Exercise objective = Give all of the lines again, with nothing added or dropped.

Exercise data =
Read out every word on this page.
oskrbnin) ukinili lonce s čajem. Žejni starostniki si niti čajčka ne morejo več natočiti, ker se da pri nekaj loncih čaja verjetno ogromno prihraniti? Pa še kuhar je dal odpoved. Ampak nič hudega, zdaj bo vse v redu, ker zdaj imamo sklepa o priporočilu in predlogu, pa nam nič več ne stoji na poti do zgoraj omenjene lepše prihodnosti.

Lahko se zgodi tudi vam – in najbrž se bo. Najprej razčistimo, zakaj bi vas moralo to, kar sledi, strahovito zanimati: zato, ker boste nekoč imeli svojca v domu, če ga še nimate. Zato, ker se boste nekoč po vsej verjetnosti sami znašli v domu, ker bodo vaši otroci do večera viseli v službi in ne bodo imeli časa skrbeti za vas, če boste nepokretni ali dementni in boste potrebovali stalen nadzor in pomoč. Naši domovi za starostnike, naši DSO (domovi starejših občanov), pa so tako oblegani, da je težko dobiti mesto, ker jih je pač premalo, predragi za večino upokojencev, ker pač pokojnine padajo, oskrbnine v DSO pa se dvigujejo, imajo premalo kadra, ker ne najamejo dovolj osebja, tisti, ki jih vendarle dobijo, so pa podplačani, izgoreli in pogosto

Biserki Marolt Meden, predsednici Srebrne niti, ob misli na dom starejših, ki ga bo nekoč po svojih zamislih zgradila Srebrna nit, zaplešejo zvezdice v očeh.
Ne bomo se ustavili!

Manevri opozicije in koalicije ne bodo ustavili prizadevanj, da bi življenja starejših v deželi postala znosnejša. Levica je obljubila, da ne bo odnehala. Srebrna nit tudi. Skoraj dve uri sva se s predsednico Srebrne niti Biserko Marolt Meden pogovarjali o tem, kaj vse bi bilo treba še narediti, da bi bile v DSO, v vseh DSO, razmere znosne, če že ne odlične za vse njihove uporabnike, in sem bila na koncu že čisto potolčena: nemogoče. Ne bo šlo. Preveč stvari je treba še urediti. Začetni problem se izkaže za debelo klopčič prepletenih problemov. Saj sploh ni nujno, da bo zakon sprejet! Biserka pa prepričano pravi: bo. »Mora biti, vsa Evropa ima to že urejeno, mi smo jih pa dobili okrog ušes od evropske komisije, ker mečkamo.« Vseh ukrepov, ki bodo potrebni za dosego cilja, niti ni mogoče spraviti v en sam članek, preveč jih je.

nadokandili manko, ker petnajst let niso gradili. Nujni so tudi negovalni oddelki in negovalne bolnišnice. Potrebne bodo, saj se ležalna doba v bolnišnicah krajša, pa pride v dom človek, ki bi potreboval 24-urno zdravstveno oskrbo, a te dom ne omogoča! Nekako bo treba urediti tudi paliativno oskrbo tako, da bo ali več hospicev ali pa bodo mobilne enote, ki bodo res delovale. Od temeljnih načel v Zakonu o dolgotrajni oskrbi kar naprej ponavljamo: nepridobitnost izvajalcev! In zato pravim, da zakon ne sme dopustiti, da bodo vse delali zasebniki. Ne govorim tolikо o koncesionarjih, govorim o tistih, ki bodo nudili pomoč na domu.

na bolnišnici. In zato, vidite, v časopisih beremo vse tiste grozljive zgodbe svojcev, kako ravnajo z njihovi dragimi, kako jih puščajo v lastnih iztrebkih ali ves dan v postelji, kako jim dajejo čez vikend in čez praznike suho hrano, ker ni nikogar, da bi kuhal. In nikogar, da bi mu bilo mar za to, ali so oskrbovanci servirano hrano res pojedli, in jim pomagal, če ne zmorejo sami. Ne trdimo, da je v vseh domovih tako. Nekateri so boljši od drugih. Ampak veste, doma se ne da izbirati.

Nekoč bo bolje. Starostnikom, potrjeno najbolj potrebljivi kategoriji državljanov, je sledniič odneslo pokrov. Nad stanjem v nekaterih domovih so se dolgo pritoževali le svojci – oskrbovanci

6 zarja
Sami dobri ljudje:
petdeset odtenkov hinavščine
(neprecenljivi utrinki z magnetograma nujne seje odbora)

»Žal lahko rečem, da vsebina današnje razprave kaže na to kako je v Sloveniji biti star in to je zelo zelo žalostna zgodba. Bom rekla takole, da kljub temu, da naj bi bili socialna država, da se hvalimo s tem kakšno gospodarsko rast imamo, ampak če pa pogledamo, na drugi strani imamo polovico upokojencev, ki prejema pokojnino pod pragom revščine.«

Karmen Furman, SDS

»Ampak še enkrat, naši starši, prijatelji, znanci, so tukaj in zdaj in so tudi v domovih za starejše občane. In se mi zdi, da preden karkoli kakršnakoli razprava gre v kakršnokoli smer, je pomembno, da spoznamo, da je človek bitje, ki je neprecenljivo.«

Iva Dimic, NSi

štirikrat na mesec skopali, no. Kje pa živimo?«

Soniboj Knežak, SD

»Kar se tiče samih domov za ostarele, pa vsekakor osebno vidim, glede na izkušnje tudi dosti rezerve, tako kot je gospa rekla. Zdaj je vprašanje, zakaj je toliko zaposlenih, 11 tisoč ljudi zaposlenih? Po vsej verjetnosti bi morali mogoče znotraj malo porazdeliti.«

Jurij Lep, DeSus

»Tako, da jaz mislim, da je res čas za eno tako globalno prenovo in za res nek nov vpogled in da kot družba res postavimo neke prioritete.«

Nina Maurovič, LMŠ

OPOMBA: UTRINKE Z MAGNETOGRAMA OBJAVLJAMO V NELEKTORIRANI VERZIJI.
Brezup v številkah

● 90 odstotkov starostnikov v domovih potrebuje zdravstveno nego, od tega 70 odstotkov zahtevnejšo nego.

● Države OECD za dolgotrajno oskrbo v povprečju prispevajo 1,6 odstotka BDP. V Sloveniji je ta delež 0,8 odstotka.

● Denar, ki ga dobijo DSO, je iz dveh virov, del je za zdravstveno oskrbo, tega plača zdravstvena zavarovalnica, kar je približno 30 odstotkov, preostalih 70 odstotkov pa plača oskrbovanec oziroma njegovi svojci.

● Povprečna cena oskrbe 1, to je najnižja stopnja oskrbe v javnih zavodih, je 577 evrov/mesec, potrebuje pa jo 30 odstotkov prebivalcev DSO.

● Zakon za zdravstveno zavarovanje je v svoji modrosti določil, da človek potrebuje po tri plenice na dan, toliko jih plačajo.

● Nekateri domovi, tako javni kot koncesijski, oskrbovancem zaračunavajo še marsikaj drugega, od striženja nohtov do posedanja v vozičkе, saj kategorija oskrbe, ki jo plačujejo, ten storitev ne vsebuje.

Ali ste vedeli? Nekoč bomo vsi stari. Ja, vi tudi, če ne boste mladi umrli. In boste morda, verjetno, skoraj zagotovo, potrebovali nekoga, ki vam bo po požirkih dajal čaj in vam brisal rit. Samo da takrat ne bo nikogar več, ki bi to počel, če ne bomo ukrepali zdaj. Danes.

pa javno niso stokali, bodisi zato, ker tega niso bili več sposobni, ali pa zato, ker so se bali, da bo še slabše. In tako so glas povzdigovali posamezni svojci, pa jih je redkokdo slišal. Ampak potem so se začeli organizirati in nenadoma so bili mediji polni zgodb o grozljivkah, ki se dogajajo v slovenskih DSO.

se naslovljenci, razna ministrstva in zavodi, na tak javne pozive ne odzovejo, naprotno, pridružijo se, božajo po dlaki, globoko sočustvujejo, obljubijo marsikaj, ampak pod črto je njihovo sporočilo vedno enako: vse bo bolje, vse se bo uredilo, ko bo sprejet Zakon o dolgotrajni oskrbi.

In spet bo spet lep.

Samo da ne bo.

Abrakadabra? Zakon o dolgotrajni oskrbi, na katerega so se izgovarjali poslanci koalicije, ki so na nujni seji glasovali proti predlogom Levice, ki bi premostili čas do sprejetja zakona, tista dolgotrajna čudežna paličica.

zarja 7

Result for this exercise =
Read out every word on this page.
oskrbnin) ukinili lonce s čajem. Žejni starostniki si niti čajčka ne morejo več natočiti, ker se da pri nekaj loncih čaja verjetno ogromno prihraniti? Pa še kuhar je dal odpoved. Ampak nič hudega, zdaj bo vse v redu, ker zdaj imamo sklepa o priporočilu in predlogu, pa nam nič več ne stoji na poti do zgoraj omenjene lepše prihodnosti.

Lahko se zgodi tudi vam – in najbrž se bo. Najprej razčistimo, zakaj bi vas moralo to, kar sledi, strahovito zanimati: zato, ker boste nekoč imeli svojca v domu, če ga še nimate. Zato, ker se boste nekoč po vsej verjetnosti sami znašli v domu, ker bodo vaši otroci do večera viseli v službi in ne bodo imeli časa skrbeti za vas, če boste nepokretni ali dementni in boste potrebovali stalen nadzor in pomoč. Naši domovi za starostnike, naši DSO (domovi starejših občanov), pa so tako oblegani, da je težko dobiti mesto, ker jih je pač premalo, predragi za večino upokojencev, ker pač pokojnine padajo, oskrbnine v DSO pa se dvigujejo, imajo premalo kadra, ker ne najamejo dovolj osebja, tisti, ki jih vendarle dobijo, so pa podplačani, izgoreli in pogosto

Biserki Marolt Meden, predsednici Srebrne niti, ob misli na dom starejših, ki ga bo nekoč po svojih zamislih zgradila Srebrna nit, zaplešejo zvezdice v očeh.
Ne bomo se ustavili!

Manevri opozicije in koalicije ne bodo ustavili prizadevanj, da bi življenja starejših v deželi postala znosnejša. Levica je obljubila, da ne bo odnehala. Srebrna nit tudi. Skoraj dve uri sva se s predsednico Srebrne niti Biserko Marolt Meden pogovarjali o tem, kaj vse bi bilo treba še narediti, da bi bile v DSO, v vseh DSO, razmere znosne, če že ne odlične za vse njihove uporabnike, in sem bila na koncu že čisto potolčena: nemogoče. Ne bo šlo. Preveč stvari je treba še urediti. Začetni problem se izkaže za debelo klopčič prepletenih problemov. Saj sploh ni nujno, da bo zakon sprejet! Biserka pa prepričano pravi: bo. »Mora biti, vsa Evropa ima to že urejeno, mi smo jih pa dobili okrog ušes od evropske komisije, ker mečkamo.« Vseh ukrepov, ki bodo potrebni za dosego cilja, niti ni mogoče spraviti v en sam članek, preveč jih je.

nadokandili manko, ker petnajst let niso gradili. Nujni so tudi negovalni oddelki in negovalne bolnišnice. Potrebne bodo, saj se ležalna doba v bolnišnicah krajša, pa pride v dom človek, ki bi potreboval 24-urno zdravstveno oskrbo, a te dom ne omogoča! Nekako bo treba urediti tudi paliativno oskrbo tako, da bo ali več hospicev ali pa bodo mobilne enote, ki bodo res delovale. Od temeljnih načel v Zakonu o dolgotrajni oskrbi kar naprej ponavljamo: nepridobitnost izvajalcev! In zato pravim, da zakon ne sme dopustiti, da bodo vse delali zasebniki. Ne govorim tolikо o koncesionarjih, govorim o tistih, ki bodo nudili pomoč na domu.

na bolnišnici. In zato, vidite, v časopisih beremo vse tiste grozljive zgodbe svojcev, kako ravnajo z njihovi dragimi, kako jih puščajo v lastnih iztrebkih ali ves dan v postelji, kako jim dajejo čez vikend in čez praznike suho hrano, ker ni nikogar, da bi kuhal. In nikogar, da bi mu bilo mar za to, ali so oskrbovanci servirano hrano res pojedli, in jim pomagal, če ne zmorejo sami. Ne trdimo, da je v vseh domovih tako. Nekateri so boljši od drugih. Ampak veste, doma se ne da izbirati.

Nekoč bo bolje. Starostnikom, potrjeno najbolj potrebljivi kategoriji državljanov, je sledniič odneslo pokrov. Nad stanjem v nekaterih domovih so se dolgo pritoževali le svojci – oskrbovanci

6 zarja
Sami dobri ljudje:
petdeset odtenkov hinavščine
(neprecenljivi utrinki z magnetograma nujne seje odbora)

»Žal lahko rečem, da vsebina današnje razprave kaže na to kako je v Sloveniji biti star in to je zelo zelo žalostna zgodba. Bom rekla takole, da kljub temu, da naj bi bili socialna država, da se hvalimo s tem kakšno gospodarsko rast imamo, ampak če pa pogledamo, na drugi strani imamo polovico upokojencev, ki prejema pokojnino pod pragom revščine.«

Karmen Furman, SDS

»Ampak še enkrat, naši starši, prijatelji, znanci, so tukaj in zdaj in so tudi v domovih za starejše občane. In se mi zdi, da preden karkoli kakršnakoli razprava gre v kakršnokoli smer, je pomembno, da spoznamo, da je človek bitje, ki je neprecenljivo.«

Iva Dimic, NSi

štirikrat na mesec skopali, no. Kje pa živimo?«

Soniboj Knežak, SD

»Kar se tiče samih domov za ostarele, pa vsekakor osebno vidim, glede na izkušnje tudi dosti rezerve, tako kot je gospa rekla. Zdaj je vprašanje, zakaj je toliko zaposlenih, 11 tisoč ljudi zaposlenih? Po vsej verjetnosti bi morali mogoče znotraj malo porazdeliti.«

Jurij Lep, DeSus

»Tako, da jaz mislim, da je res čas za eno tako globalno prenovo in za res nek nov vpogled in da kot družba res postavimo neke prioritete.«

Nina Maurovič, LMŠ

OPOMBA: UTRINKE Z MAGNETOGRAMA OBJAVLJAMO V NELEKTORIRANI VERZIJI.
Brezup v številkah

● 90 odstotkov starostnikov v domovih potrebuje zdravstveno nego, od tega 70 odstotkov zahtevnejšo nego.

● Države OECD za dolgotrajno oskrbo v povprečju prispevajo 1,6 odstotka BDP. V Sloveniji je ta delež 0,8 odstotka.

● Denar, ki ga dobijo DSO, je iz dveh virov, del je za zdravstveno oskrbo, tega plača zdravstvena zavarovalnica, kar je približno 30 odstotkov, preostalih 70 odstotkov pa plača oskrbovanec oziroma njegovi svojci.

● Povprečna cena oskrbe 1, to je najnižja stopnja oskrbe v javnih zavodih, je 577 evrov/mesec, potrebuje pa jo 30 odstotkov prebivalcev DSO.

● Zakon za zdravstveno zavarovanje je v svoji modrosti določil, da človek potrebuje po tri plenice na dan, toliko jih plačajo.

● Nekateri domovi, tako javni kot koncesijski, oskrbovancem zaračunavajo še marsikaj drugega, od striženja nohtov do posedanja v vozičkе, saj kategorija oskrbe, ki jo plačujejo, ten storitev ne vsebuje.

Ali ste vedeli? Nekoč bomo vsi stari. Ja, vi tudi, če ne boste mladi umrli. In boste morda, verjetno, skoraj zagotovo, potrebovali nekoga, ki vam bo po požirkih dajal čaj in vam brisal rit. Samo da takrat ne bo nikogar več, ki bi to počel, če ne bomo ukrepali zdaj. Danes.

pa javno niso stokali, bodisi zato, ker tega niso bili več sposobni, ali pa zato, ker so se bali, da bo še slabše. In tako so glas povzdigovali posamezni svojci, pa jih je redkokdo slišal. Ampak potem so se začeli organizirati in nenadoma so bili mediji polni zgodb o grozljivkah, ki se dogajajo v slovenskih DSO.

se naslovljenci, razna ministrstva in zavodi, na tak javne pozive ne odzovejo, naprotno, pridružijo se, božajo po dlaki, globoko sočustvujejo, obljubijo marsikaj, ampak pod črto je njihovo sporočilo vedno enako: vse bo bolje, vse se bo uredilo, ko bo sprejet Zakon o dolgotrajni oskrbi.

In spet bo spet lep.

Samo da ne bo.

Abrakadabra? Zakon o dolgotrajni oskrbi, na katerega so se izgovarjali poslanci koalicije, ki so na nujni seji glasovali proti predlogom Levice, ki bi premostili čas do sprejetja zakona, tista dolgotrajna čudežna paličica.

zarja 7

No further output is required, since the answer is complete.